Saved entries.
+---+

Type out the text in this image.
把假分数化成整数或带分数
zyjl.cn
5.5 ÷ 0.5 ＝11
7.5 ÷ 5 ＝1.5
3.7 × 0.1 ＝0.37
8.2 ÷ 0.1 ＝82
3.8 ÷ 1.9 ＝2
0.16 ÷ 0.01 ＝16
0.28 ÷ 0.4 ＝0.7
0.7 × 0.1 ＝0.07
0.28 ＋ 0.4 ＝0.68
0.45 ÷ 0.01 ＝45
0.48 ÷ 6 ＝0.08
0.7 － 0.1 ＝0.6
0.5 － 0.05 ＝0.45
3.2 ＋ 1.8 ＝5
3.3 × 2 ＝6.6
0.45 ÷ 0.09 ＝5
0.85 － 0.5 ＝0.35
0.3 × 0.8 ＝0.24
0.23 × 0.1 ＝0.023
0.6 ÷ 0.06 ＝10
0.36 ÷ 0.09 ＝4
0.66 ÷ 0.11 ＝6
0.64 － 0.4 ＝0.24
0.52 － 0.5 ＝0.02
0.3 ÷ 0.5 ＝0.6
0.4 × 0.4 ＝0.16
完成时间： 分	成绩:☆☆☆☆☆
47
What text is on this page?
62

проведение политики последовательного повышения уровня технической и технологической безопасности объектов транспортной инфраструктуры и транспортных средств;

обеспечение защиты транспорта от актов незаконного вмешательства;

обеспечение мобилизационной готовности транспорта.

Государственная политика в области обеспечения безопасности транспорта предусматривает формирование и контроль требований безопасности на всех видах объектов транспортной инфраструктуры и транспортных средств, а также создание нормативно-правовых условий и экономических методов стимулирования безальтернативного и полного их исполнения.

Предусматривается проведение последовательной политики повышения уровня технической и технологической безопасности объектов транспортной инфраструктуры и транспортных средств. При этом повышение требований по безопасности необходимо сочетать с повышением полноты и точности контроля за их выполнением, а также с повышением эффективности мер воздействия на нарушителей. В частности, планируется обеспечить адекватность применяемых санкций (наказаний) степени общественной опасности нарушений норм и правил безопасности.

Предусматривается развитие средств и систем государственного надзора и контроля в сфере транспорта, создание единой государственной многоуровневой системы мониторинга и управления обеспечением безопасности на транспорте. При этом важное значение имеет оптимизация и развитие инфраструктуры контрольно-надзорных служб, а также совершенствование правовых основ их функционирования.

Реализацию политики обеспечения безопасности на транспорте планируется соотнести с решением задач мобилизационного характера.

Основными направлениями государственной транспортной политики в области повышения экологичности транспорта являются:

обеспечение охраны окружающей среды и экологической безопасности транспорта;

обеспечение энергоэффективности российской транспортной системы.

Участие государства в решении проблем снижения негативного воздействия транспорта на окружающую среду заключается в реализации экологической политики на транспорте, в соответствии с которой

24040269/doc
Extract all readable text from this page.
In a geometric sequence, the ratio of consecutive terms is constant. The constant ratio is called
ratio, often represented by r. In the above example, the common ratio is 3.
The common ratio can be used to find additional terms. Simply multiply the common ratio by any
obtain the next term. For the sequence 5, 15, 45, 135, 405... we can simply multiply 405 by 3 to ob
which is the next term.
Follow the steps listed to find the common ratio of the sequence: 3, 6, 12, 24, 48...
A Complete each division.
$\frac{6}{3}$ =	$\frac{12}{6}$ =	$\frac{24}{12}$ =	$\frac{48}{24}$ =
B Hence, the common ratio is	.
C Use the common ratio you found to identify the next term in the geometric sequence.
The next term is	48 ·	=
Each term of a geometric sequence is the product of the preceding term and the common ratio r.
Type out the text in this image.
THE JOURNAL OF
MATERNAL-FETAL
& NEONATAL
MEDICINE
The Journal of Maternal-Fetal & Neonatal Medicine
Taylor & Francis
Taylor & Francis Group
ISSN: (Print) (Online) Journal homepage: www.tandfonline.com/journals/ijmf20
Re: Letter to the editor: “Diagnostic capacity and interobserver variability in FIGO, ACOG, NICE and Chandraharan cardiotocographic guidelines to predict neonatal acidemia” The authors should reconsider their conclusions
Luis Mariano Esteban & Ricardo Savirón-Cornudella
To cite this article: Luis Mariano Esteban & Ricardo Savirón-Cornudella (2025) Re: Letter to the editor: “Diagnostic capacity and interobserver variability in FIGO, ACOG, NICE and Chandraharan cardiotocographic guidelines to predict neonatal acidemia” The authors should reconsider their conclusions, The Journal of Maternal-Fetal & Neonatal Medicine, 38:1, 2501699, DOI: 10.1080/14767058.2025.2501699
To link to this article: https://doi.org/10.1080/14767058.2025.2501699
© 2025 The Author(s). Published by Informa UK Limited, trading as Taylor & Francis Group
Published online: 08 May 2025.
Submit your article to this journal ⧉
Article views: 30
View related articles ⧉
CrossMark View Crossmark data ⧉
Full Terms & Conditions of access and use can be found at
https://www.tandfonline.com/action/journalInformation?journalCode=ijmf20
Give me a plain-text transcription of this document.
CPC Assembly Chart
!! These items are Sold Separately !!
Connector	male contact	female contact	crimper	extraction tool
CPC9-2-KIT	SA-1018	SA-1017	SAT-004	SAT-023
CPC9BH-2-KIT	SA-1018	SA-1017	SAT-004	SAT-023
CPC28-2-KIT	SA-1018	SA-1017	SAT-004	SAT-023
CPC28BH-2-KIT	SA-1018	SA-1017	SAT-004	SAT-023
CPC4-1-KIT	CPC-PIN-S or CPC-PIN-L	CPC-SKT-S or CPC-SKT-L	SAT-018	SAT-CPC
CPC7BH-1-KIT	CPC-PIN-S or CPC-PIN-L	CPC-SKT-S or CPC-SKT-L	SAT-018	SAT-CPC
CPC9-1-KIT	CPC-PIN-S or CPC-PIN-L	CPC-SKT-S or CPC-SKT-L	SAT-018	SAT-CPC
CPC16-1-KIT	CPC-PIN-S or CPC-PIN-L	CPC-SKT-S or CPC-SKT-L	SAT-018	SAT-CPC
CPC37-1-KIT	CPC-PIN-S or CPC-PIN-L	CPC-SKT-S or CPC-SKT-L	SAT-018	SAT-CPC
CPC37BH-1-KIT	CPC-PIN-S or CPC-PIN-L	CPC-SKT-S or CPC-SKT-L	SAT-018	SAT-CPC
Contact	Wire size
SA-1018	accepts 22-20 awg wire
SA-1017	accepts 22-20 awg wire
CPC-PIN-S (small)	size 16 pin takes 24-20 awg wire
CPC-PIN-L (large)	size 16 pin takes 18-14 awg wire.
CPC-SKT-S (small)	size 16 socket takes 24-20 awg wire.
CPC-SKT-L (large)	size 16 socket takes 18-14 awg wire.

+---+

Instruction.
Each record above should be restated word for word.

Correct output.
Type out the text in this image.
把假分数化成整数或带分数
zyjl.cn
5.5 ÷ 0.5 ＝11
7.5 ÷ 5 ＝1.5
3.7 × 0.1 ＝0.37
8.2 ÷ 0.1 ＝82
3.8 ÷ 1.9 ＝2
0.16 ÷ 0.01 ＝16
0.28 ÷ 0.4 ＝0.7
0.7 × 0.1 ＝0.07
0.28 ＋ 0.4 ＝0.68
0.45 ÷ 0.01 ＝45
0.48 ÷ 6 ＝0.08
0.7 － 0.1 ＝0.6
0.5 － 0.05 ＝0.45
3.2 ＋ 1.8 ＝5
3.3 × 2 ＝6.6
0.45 ÷ 0.09 ＝5
0.85 － 0.5 ＝0.35
0.3 × 0.8 ＝0.24
0.23 × 0.1 ＝0.023
0.6 ÷ 0.06 ＝10
0.36 ÷ 0.09 ＝4
0.66 ÷ 0.11 ＝6
0.64 － 0.4 ＝0.24
0.52 － 0.5 ＝0.02
0.3 ÷ 0.5 ＝0.6
0.4 × 0.4 ＝0.16
完成时间： 分	成绩:☆☆☆☆☆
47
What text is on this page?
62

проведение политики последовательного повышения уровня технической и технологической безопасности объектов транспортной инфраструктуры и транспортных средств;

обеспечение защиты транспорта от актов незаконного вмешательства;

обеспечение мобилизационной готовности транспорта.

Государственная политика в области обеспечения безопасности транспорта предусматривает формирование и контроль требований безопасности на всех видах объектов транспортной инфраструктуры и транспортных средств, а также создание нормативно-правовых условий и экономических методов стимулирования безальтернативного и полного их исполнения.

Предусматривается проведение последовательной политики повышения уровня технической и технологической безопасности объектов транспортной инфраструктуры и транспортных средств. При этом повышение требований по безопасности необходимо сочетать с повышением полноты и точности контроля за их выполнением, а также с повышением эффективности мер воздействия на нарушителей. В частности, планируется обеспечить адекватность применяемых санкций (наказаний) степени общественной опасности нарушений норм и правил безопасности.

Предусматривается развитие средств и систем государственного надзора и контроля в сфере транспорта, создание единой государственной многоуровневой системы мониторинга и управления обеспечением безопасности на транспорте. При этом важное значение имеет оптимизация и развитие инфраструктуры контрольно-надзорных служб, а также совершенствование правовых основ их функционирования.

Реализацию политики обеспечения безопасности на транспорте планируется соотнести с решением задач мобилизационного характера.

Основными направлениями государственной транспортной политики в области повышения экологичности транспорта являются:

обеспечение охраны окружающей среды и экологической безопасности транспорта;

обеспечение энергоэффективности российской транспортной системы.

Участие государства в решении проблем снижения негативного воздействия транспорта на окружающую среду заключается в реализации экологической политики на транспорте, в соответствии с которой

24040269/doc
Extract all readable text from this page.
In a geometric sequence, the ratio of consecutive terms is constant. The constant ratio is called
ratio, often represented by r. In the above example, the common ratio is 3.
The common ratio can be used to find additional terms. Simply multiply the common ratio by any
obtain the next term. For the sequence 5, 15, 45, 135, 405... we can simply multiply 405 by 3 to ob
which is the next term.
Follow the steps listed to find the common ratio of the sequence: 3, 6, 12, 24, 48...
A Complete each division.
$\frac{6}{3}$ =	$\frac{12}{6}$ =	$\frac{24}{12}$ =	$\frac{48}{24}$ =
B Hence, the common ratio is	.
C Use the common ratio you found to identify the next term in the geometric sequence.
The next term is	48 ·	=
Each term of a geometric sequence is the product of the preceding term and the common ratio r.
Type out the text in this image.
THE JOURNAL OF
MATERNAL-FETAL
& NEONATAL
MEDICINE
The Journal of Maternal-Fetal & Neonatal Medicine
Taylor & Francis
Taylor & Francis Group
ISSN: (Print) (Online) Journal homepage: www.tandfonline.com/journals/ijmf20
Re: Letter to the editor: “Diagnostic capacity and interobserver variability in FIGO, ACOG, NICE and Chandraharan cardiotocographic guidelines to predict neonatal acidemia” The authors should reconsider their conclusions
Luis Mariano Esteban & Ricardo Savirón-Cornudella
To cite this article: Luis Mariano Esteban & Ricardo Savirón-Cornudella (2025) Re: Letter to the editor: “Diagnostic capacity and interobserver variability in FIGO, ACOG, NICE and Chandraharan cardiotocographic guidelines to predict neonatal acidemia” The authors should reconsider their conclusions, The Journal of Maternal-Fetal & Neonatal Medicine, 38:1, 2501699, DOI: 10.1080/14767058.2025.2501699
To link to this article: https://doi.org/10.1080/14767058.2025.2501699
© 2025 The Author(s). Published by Informa UK Limited, trading as Taylor & Francis Group
Published online: 08 May 2025.
Submit your article to this journal ⧉
Article views: 30
View related articles ⧉
CrossMark View Crossmark data ⧉
Full Terms & Conditions of access and use can be found at
https://www.tandfonline.com/action/journalInformation?journalCode=ijmf20
Give me a plain-text transcription of this document.
CPC Assembly Chart
!! These items are Sold Separately !!
Connector	male contact	female contact	crimper	extraction tool
CPC9-2-KIT	SA-1018	SA-1017	SAT-004	SAT-023
CPC9BH-2-KIT	SA-1018	SA-1017	SAT-004	SAT-023
CPC28-2-KIT	SA-1018	SA-1017	SAT-004	SAT-023
CPC28BH-2-KIT	SA-1018	SA-1017	SAT-004	SAT-023
CPC4-1-KIT	CPC-PIN-S or CPC-PIN-L	CPC-SKT-S or CPC-SKT-L	SAT-018	SAT-CPC
CPC7BH-1-KIT	CPC-PIN-S or CPC-PIN-L	CPC-SKT-S or CPC-SKT-L	SAT-018	SAT-CPC
CPC9-1-KIT	CPC-PIN-S or CPC-PIN-L	CPC-SKT-S or CPC-SKT-L	SAT-018	SAT-CPC
CPC16-1-KIT	CPC-PIN-S or CPC-PIN-L	CPC-SKT-S or CPC-SKT-L	SAT-018	SAT-CPC
CPC37-1-KIT	CPC-PIN-S or CPC-PIN-L	CPC-SKT-S or CPC-SKT-L	SAT-018	SAT-CPC
CPC37BH-1-KIT	CPC-PIN-S or CPC-PIN-L	CPC-SKT-S or CPC-SKT-L	SAT-018	SAT-CPC
Contact	Wire size
SA-1018	accepts 22-20 awg wire
SA-1017	accepts 22-20 awg wire
CPC-PIN-S (small)	size 16 pin takes 24-20 awg wire
CPC-PIN-L (large)	size 16 pin takes 18-14 awg wire.
CPC-SKT-S (small)	size 16 socket takes 24-20 awg wire.
CPC-SKT-L (large)	size 16 socket takes 18-14 awg wire.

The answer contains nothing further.